***** DATASET ENTRIES *****

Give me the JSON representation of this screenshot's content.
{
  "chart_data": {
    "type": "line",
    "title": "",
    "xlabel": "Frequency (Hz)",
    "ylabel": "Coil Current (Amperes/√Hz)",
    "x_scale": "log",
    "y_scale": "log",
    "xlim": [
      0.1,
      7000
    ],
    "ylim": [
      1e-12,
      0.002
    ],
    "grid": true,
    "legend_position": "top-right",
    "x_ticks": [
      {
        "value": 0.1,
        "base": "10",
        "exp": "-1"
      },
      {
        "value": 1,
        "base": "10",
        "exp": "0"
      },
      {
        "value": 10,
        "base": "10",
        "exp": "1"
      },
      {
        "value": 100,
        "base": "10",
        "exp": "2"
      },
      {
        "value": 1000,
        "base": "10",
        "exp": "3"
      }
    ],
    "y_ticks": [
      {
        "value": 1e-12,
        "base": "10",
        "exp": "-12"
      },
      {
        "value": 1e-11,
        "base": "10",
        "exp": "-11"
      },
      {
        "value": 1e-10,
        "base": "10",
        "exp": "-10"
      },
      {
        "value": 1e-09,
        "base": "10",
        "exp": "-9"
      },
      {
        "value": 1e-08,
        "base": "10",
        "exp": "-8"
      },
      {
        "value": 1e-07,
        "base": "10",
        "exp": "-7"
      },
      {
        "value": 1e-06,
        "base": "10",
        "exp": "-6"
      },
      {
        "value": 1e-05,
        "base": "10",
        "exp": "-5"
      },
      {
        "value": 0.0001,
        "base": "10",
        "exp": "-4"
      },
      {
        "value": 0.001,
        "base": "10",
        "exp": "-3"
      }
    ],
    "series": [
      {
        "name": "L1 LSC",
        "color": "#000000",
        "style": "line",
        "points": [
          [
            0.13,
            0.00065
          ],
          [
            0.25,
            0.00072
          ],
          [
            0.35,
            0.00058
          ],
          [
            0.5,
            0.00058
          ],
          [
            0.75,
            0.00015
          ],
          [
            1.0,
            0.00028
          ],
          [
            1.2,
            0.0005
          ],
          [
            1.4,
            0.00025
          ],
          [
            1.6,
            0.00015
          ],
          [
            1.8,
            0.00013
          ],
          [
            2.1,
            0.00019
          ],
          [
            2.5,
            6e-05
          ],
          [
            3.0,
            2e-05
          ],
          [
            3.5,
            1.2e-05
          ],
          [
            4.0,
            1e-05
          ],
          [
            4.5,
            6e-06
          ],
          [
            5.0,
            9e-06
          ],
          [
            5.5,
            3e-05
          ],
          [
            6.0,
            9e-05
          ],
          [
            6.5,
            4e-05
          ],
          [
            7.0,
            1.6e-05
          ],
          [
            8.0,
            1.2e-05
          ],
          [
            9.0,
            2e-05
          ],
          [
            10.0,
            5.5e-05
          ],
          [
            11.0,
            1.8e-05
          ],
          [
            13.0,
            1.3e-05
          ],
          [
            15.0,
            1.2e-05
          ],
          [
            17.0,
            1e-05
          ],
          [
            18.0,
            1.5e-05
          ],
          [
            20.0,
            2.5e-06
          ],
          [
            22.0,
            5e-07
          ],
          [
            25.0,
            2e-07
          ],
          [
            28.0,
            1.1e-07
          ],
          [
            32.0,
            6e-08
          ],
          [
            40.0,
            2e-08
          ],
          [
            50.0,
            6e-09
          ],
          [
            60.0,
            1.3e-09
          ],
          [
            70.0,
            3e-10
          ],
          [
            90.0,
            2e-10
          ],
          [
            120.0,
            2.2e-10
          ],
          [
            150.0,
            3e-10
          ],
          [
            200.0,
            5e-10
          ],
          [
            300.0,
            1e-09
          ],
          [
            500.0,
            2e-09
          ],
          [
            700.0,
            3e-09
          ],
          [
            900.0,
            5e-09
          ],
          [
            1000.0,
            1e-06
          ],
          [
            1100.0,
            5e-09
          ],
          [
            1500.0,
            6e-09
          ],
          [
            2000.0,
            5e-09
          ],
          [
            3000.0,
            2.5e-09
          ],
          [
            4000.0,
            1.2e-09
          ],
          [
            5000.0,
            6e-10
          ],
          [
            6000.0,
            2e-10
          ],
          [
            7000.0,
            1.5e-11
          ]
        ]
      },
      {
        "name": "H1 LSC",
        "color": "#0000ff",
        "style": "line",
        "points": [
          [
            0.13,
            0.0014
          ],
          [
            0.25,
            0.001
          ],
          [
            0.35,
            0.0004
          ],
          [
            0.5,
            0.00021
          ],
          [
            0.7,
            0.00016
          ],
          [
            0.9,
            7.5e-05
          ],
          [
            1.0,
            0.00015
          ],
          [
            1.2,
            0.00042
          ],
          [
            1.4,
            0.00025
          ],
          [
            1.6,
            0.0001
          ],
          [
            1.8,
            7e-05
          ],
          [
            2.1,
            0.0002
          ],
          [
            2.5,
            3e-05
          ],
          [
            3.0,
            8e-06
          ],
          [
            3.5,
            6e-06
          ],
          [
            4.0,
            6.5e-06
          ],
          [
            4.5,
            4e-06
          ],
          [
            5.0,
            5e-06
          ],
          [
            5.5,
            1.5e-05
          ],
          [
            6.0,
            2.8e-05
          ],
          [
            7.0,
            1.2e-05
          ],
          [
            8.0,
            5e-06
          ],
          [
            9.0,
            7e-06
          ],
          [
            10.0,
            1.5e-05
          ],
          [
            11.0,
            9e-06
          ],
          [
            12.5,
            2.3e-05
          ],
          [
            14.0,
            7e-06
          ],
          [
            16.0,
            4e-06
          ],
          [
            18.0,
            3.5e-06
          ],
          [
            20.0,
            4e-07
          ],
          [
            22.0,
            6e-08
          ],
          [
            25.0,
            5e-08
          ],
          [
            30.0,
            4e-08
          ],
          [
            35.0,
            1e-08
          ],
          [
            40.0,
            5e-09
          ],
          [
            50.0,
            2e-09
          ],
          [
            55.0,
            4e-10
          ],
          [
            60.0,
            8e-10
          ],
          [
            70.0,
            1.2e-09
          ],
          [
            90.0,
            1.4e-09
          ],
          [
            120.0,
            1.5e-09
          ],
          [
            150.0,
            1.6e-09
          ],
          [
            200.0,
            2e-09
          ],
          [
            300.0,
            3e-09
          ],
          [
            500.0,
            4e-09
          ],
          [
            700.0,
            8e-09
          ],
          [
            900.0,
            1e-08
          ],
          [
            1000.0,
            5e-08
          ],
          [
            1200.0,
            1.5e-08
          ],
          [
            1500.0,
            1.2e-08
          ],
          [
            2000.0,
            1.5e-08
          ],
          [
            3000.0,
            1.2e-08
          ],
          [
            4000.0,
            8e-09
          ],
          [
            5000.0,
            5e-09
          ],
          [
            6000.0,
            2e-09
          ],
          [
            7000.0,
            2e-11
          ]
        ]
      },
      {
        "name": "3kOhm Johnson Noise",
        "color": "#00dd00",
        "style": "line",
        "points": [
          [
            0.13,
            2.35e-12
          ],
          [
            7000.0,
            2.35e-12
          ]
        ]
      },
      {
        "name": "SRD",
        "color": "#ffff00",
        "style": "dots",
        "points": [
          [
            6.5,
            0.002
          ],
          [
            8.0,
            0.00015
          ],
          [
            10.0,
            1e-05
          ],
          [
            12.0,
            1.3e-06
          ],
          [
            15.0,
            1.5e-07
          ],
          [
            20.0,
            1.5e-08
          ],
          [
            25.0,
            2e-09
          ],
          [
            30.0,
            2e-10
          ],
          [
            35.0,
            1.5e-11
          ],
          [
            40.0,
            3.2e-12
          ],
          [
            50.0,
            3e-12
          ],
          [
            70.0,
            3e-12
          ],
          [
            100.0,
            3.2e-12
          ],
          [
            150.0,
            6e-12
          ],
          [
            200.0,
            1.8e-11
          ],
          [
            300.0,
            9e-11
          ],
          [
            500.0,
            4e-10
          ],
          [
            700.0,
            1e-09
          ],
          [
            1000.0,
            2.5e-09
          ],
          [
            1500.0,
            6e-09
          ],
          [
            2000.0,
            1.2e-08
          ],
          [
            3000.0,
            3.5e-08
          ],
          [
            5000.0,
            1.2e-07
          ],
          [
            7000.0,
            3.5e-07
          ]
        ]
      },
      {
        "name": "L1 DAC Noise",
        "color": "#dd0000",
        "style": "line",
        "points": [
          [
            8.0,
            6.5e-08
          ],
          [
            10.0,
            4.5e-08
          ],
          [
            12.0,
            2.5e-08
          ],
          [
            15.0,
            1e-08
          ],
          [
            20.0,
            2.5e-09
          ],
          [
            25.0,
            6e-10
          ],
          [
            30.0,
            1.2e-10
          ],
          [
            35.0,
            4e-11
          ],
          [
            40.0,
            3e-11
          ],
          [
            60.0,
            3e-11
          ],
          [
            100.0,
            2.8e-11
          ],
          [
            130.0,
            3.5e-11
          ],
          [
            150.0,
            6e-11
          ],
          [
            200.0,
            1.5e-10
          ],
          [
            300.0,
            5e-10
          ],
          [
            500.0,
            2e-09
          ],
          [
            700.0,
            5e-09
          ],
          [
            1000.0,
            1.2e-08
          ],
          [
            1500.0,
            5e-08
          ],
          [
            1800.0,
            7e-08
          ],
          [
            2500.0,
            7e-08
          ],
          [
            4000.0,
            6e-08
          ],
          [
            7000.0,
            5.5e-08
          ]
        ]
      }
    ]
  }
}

*****

Scan the data for the word "color" and copy every line where it shows up.

        "color": "#000000",
        "color": "#0000ff",
        "color": "#00dd00",
        "color": "#ffff00",
        "color": "#dd0000",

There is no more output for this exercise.